──────── PROVIDED DATA

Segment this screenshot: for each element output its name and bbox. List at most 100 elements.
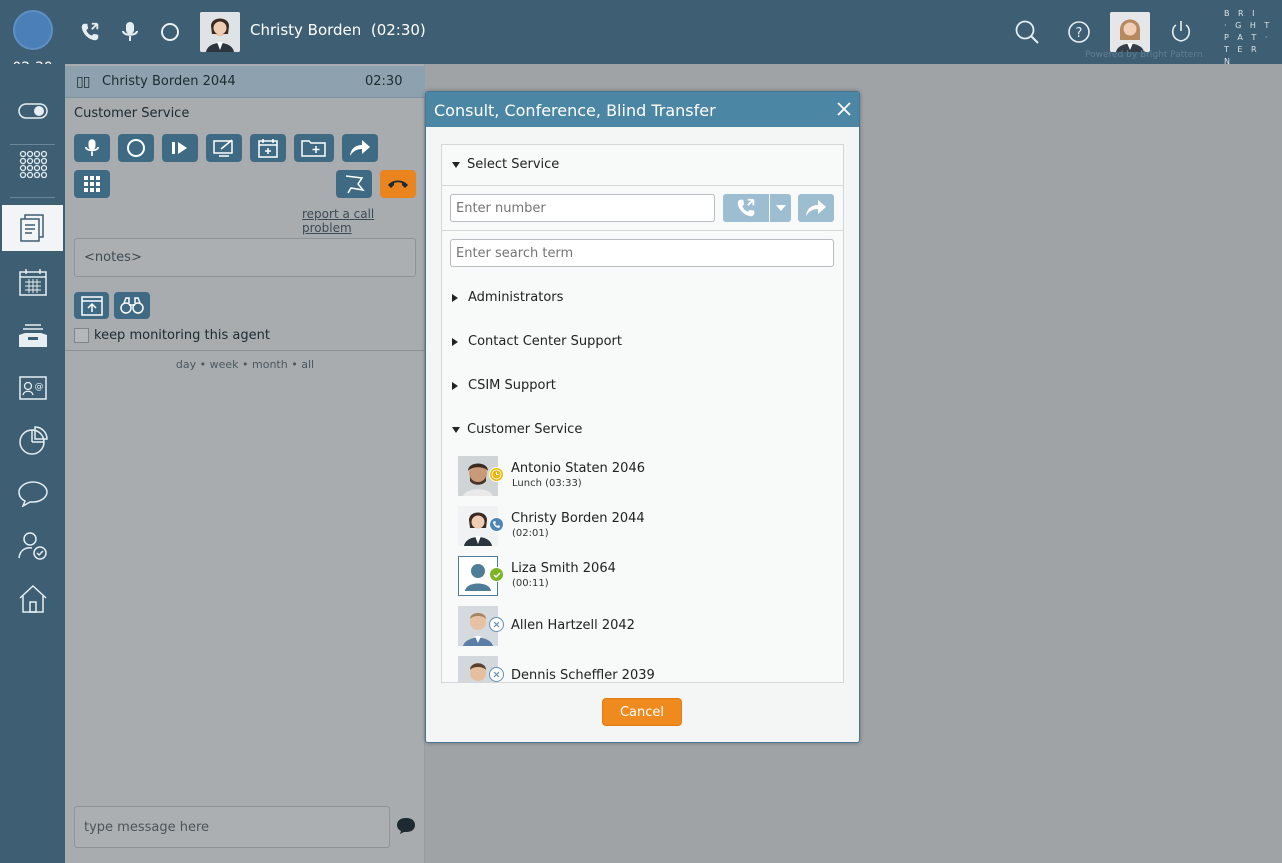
panel-divider — [65, 350, 425, 351]
transfer-button[interactable] — [342, 134, 378, 162]
top-agent-name: Christy Borden (02:30) — [250, 21, 426, 39]
agent-list-item[interactable]: Dennis Scheffler 2039 — [458, 656, 828, 683]
group-csim-support[interactable]: CSIM Support — [452, 378, 556, 393]
keypad-button[interactable] — [74, 170, 110, 198]
agent-status-indicator[interactable] — [13, 10, 53, 50]
binoculars-button[interactable] — [114, 292, 150, 319]
agent-name: Dennis Scheffler 2039 — [511, 668, 655, 683]
search-icon[interactable] — [1014, 19, 1040, 45]
call-header: ▯▯ Christy Borden 2044 02:30 — [65, 66, 425, 98]
enter-number-input[interactable] — [450, 194, 715, 222]
dialpad-icon[interactable] — [0, 142, 65, 186]
sidebar-divider — [10, 197, 55, 198]
sidebar-item-interactions[interactable] — [2, 205, 63, 251]
calendar-icon[interactable] — [0, 260, 65, 304]
agent-list-item[interactable]: Allen Hartzell 2042 — [458, 606, 828, 646]
cancel-button[interactable]: Cancel — [602, 698, 682, 726]
chevron-right-icon — [452, 337, 458, 346]
reports-pie-icon[interactable] — [0, 419, 65, 463]
transfer-dialog: Consult, Conference, Blind Transfer Sele… — [425, 91, 860, 743]
message-input[interactable]: type message here — [74, 806, 390, 848]
screen-share-button[interactable] — [206, 134, 242, 162]
chevron-right-icon — [452, 381, 458, 390]
monitor-label: keep monitoring this agent — [94, 328, 270, 343]
chevron-down-icon[interactable] — [770, 194, 791, 222]
group-customer-service[interactable]: Customer Service — [452, 422, 582, 437]
search-input[interactable] — [450, 239, 834, 267]
send-chat-icon[interactable] — [396, 817, 416, 839]
phone-icon[interactable] — [78, 20, 102, 44]
hangup-button[interactable] — [380, 170, 416, 198]
divider — [442, 185, 843, 186]
group-administrators[interactable]: Administrators — [452, 290, 563, 305]
add-folder-button[interactable] — [294, 134, 334, 162]
group-label: Customer Service — [467, 422, 583, 437]
group-contact-center-support[interactable]: Contact Center Support — [452, 334, 622, 349]
home-icon[interactable] — [0, 577, 65, 621]
contact-card-icon[interactable]: @ — [0, 366, 65, 410]
call-timer: 02:30 — [365, 74, 403, 89]
inbox-icon[interactable] — [0, 314, 65, 358]
dial-split-button[interactable] — [723, 194, 791, 222]
agent-status: (00:11) — [512, 578, 549, 589]
agent-name: Christy Borden 2044 — [511, 511, 645, 526]
agent-avatar[interactable] — [200, 12, 240, 52]
history-range-links[interactable]: day • week • month • all — [65, 358, 425, 371]
monitor-agent-checkbox[interactable]: keep monitoring this agent — [74, 328, 270, 343]
agent-list-item[interactable]: Christy Borden 2044 (02:01) — [458, 506, 828, 546]
toggle-icon[interactable] — [0, 89, 65, 133]
power-icon[interactable] — [1168, 18, 1194, 46]
divider — [442, 230, 843, 231]
call-party-name: Christy Borden 2044 — [102, 74, 236, 89]
top-bar: Christy Borden (02:30) ? B R I · G H T P… — [0, 0, 1282, 66]
sidebar: @ — [0, 64, 65, 863]
agent-list-item[interactable]: Liza Smith 2064 (00:11) — [458, 556, 828, 596]
chevron-right-icon — [452, 293, 458, 302]
user-avatar[interactable] — [1110, 12, 1150, 52]
dial-button[interactable] — [723, 194, 769, 222]
record-icon[interactable] — [159, 21, 181, 43]
cross-icon — [489, 667, 504, 682]
chevron-down-icon — [452, 161, 460, 168]
chat-bubble-icon[interactable] — [0, 471, 65, 515]
dialog-title: Consult, Conference, Blind Transfer — [426, 92, 859, 127]
notes-field[interactable]: <notes> — [74, 238, 416, 277]
agent-status: (02:01) — [512, 528, 549, 539]
brand-logo: B R I · G H T P A T · T E R N — [1224, 9, 1273, 66]
report-call-problem-link[interactable]: report a call problem — [302, 207, 424, 235]
service-name: Customer Service — [74, 106, 190, 121]
select-service-label: Select Service — [467, 157, 560, 172]
clock-icon — [489, 467, 504, 482]
interaction-panel: ▯▯ Christy Borden 2044 02:30 Customer Se… — [65, 64, 425, 863]
checkbox[interactable] — [74, 328, 89, 343]
powered-by: Powered by Bright Pattern — [1085, 50, 1203, 60]
service-selector-panel: Select Service Administrators Contact Ce… — [441, 144, 844, 683]
agent-name: Liza Smith 2064 — [511, 561, 616, 576]
schedule-button[interactable] — [250, 134, 286, 162]
hold-icon[interactable]: ▯▯ — [76, 74, 90, 90]
agent-list-item[interactable]: Antonio Staten 2046 Lunch (03:33) — [458, 456, 828, 496]
flag-button[interactable] — [336, 170, 372, 198]
microphone-icon[interactable] — [119, 20, 141, 44]
mute-button[interactable] — [74, 134, 110, 162]
pop-out-button[interactable] — [74, 292, 109, 319]
svg-text:?: ? — [1076, 26, 1083, 41]
record-button[interactable] — [118, 134, 154, 162]
group-label: Contact Center Support — [468, 334, 622, 349]
agent-name: Antonio Staten 2046 — [511, 461, 645, 476]
phone-icon — [489, 517, 504, 532]
close-icon[interactable] — [834, 99, 854, 119]
hold-resume-button[interactable] — [162, 134, 198, 162]
check-icon — [489, 567, 504, 582]
svg-text:@: @ — [34, 382, 43, 392]
group-label: Administrators — [468, 290, 564, 305]
blind-transfer-button[interactable] — [798, 194, 834, 222]
agent-name: Allen Hartzell 2042 — [511, 618, 635, 633]
user-check-icon[interactable] — [0, 524, 65, 568]
help-icon[interactable]: ? — [1066, 19, 1092, 45]
group-label: CSIM Support — [468, 378, 556, 393]
cross-icon — [489, 617, 504, 632]
agent-status: Lunch (03:33) — [512, 478, 582, 489]
select-service-toggle[interactable]: Select Service — [452, 157, 559, 172]
chevron-down-icon — [452, 426, 460, 433]
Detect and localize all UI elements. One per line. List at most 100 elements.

────────────────

_WHAT YOU ARE ASKED TO DO_: Copy all of the data above word for word, leaving out the pictures.

_OUTPUT FOR THIS TASK_:
Segment this screenshot: for each element output its name and bbox. List at most 100 elements.
panel-divider — [65, 350, 425, 351]
transfer-button[interactable] — [342, 134, 378, 162]
top-agent-name: Christy Borden (02:30) — [250, 21, 426, 39]
agent-list-item[interactable]: Dennis Scheffler 2039 — [458, 656, 828, 683]
group-csim-support[interactable]: CSIM Support — [452, 378, 556, 393]
keypad-button[interactable] — [74, 170, 110, 198]
agent-status-indicator[interactable] — [13, 10, 53, 50]
binoculars-button[interactable] — [114, 292, 150, 319]
agent-name: Dennis Scheffler 2039 — [511, 668, 655, 683]
search-icon[interactable] — [1014, 19, 1040, 45]
call-header: ▯▯ Christy Borden 2044 02:30 — [65, 66, 425, 98]
enter-number-input[interactable] — [450, 194, 715, 222]
dialpad-icon[interactable] — [0, 142, 65, 186]
sidebar-divider — [10, 197, 55, 198]
sidebar-item-interactions[interactable] — [2, 205, 63, 251]
calendar-icon[interactable] — [0, 260, 65, 304]
agent-list-item[interactable]: Allen Hartzell 2042 — [458, 606, 828, 646]
cancel-button[interactable]: Cancel — [602, 698, 682, 726]
chevron-right-icon — [452, 337, 458, 346]
reports-pie-icon[interactable] — [0, 419, 65, 463]
transfer-dialog: Consult, Conference, Blind Transfer Sele… — [425, 91, 860, 743]
message-input[interactable]: type message here — [74, 806, 390, 848]
screen-share-button[interactable] — [206, 134, 242, 162]
chevron-right-icon — [452, 381, 458, 390]
monitor-label: keep monitoring this agent — [94, 328, 270, 343]
chevron-down-icon[interactable] — [770, 194, 791, 222]
group-customer-service[interactable]: Customer Service — [452, 422, 582, 437]
search-input[interactable] — [450, 239, 834, 267]
send-chat-icon[interactable] — [396, 817, 416, 839]
phone-icon[interactable] — [78, 20, 102, 44]
hangup-button[interactable] — [380, 170, 416, 198]
divider — [442, 185, 843, 186]
group-administrators[interactable]: Administrators — [452, 290, 563, 305]
add-folder-button[interactable] — [294, 134, 334, 162]
group-label: Customer Service — [467, 422, 583, 437]
group-contact-center-support[interactable]: Contact Center Support — [452, 334, 622, 349]
home-icon[interactable] — [0, 577, 65, 621]
contact-card-icon[interactable]: @ — [0, 366, 65, 410]
call-timer: 02:30 — [365, 74, 403, 89]
inbox-icon[interactable] — [0, 314, 65, 358]
dial-split-button[interactable] — [723, 194, 791, 222]
agent-status: (00:11) — [512, 578, 549, 589]
agent-name: Christy Borden 2044 — [511, 511, 645, 526]
agent-avatar[interactable] — [200, 12, 240, 52]
history-range-links[interactable]: day • week • month • all — [65, 358, 425, 371]
monitor-agent-checkbox[interactable]: keep monitoring this agent — [74, 328, 270, 343]
agent-list-item[interactable]: Christy Borden 2044 (02:01) — [458, 506, 828, 546]
toggle-icon[interactable] — [0, 89, 65, 133]
power-icon[interactable] — [1168, 18, 1194, 46]
divider — [442, 230, 843, 231]
call-party-name: Christy Borden 2044 — [102, 74, 236, 89]
top-bar: Christy Borden (02:30) ? B R I · G H T P… — [0, 0, 1282, 66]
sidebar: @ — [0, 64, 65, 863]
agent-list-item[interactable]: Liza Smith 2064 (00:11) — [458, 556, 828, 596]
chevron-right-icon — [452, 293, 458, 302]
user-avatar[interactable] — [1110, 12, 1150, 52]
dial-button[interactable] — [723, 194, 769, 222]
record-icon[interactable] — [159, 21, 181, 43]
cross-icon — [489, 667, 504, 682]
chevron-down-icon — [452, 161, 460, 168]
chat-bubble-icon[interactable] — [0, 471, 65, 515]
dialog-title: Consult, Conference, Blind Transfer — [426, 92, 859, 127]
notes-field[interactable]: <notes> — [74, 238, 416, 277]
agent-status: (02:01) — [512, 528, 549, 539]
brand-logo: B R I · G H T P A T · T E R N — [1224, 9, 1273, 66]
report-call-problem-link[interactable]: report a call problem — [302, 207, 424, 235]
service-name: Customer Service — [74, 106, 190, 121]
select-service-label: Select Service — [467, 157, 560, 172]
clock-icon — [489, 467, 504, 482]
interaction-panel: ▯▯ Christy Borden 2044 02:30 Customer Se… — [65, 64, 425, 863]
checkbox[interactable] — [74, 328, 89, 343]
powered-by: Powered by Bright Pattern — [1085, 50, 1203, 60]
service-selector-panel: Select Service Administrators Contact Ce… — [441, 144, 844, 683]
agent-name: Liza Smith 2064 — [511, 561, 616, 576]
schedule-button[interactable] — [250, 134, 286, 162]
hold-icon[interactable]: ▯▯ — [76, 74, 90, 90]
agent-list-item[interactable]: Antonio Staten 2046 Lunch (03:33) — [458, 456, 828, 496]
flag-button[interactable] — [336, 170, 372, 198]
microphone-icon[interactable] — [119, 20, 141, 44]
mute-button[interactable] — [74, 134, 110, 162]
pop-out-button[interactable] — [74, 292, 109, 319]
svg-text:?: ? — [1076, 26, 1083, 41]
record-button[interactable] — [118, 134, 154, 162]
group-label: Contact Center Support — [468, 334, 622, 349]
agent-name: Antonio Staten 2046 — [511, 461, 645, 476]
phone-icon — [489, 517, 504, 532]
close-icon[interactable] — [834, 99, 854, 119]
hold-resume-button[interactable] — [162, 134, 198, 162]
check-icon — [489, 567, 504, 582]
svg-text:@: @ — [34, 382, 43, 392]
group-label: Administrators — [468, 290, 564, 305]
blind-transfer-button[interactable] — [798, 194, 834, 222]
agent-name: Allen Hartzell 2042 — [511, 618, 635, 633]
user-check-icon[interactable] — [0, 524, 65, 568]
help-icon[interactable]: ? — [1066, 19, 1092, 45]
group-label: CSIM Support — [468, 378, 556, 393]
cross-icon — [489, 617, 504, 632]
agent-status: Lunch (03:33) — [512, 478, 582, 489]
select-service-toggle[interactable]: Select Service — [452, 157, 559, 172]
chevron-down-icon — [452, 426, 460, 433]
Detect and localize all UI elements. One per line. List at most 100 elements.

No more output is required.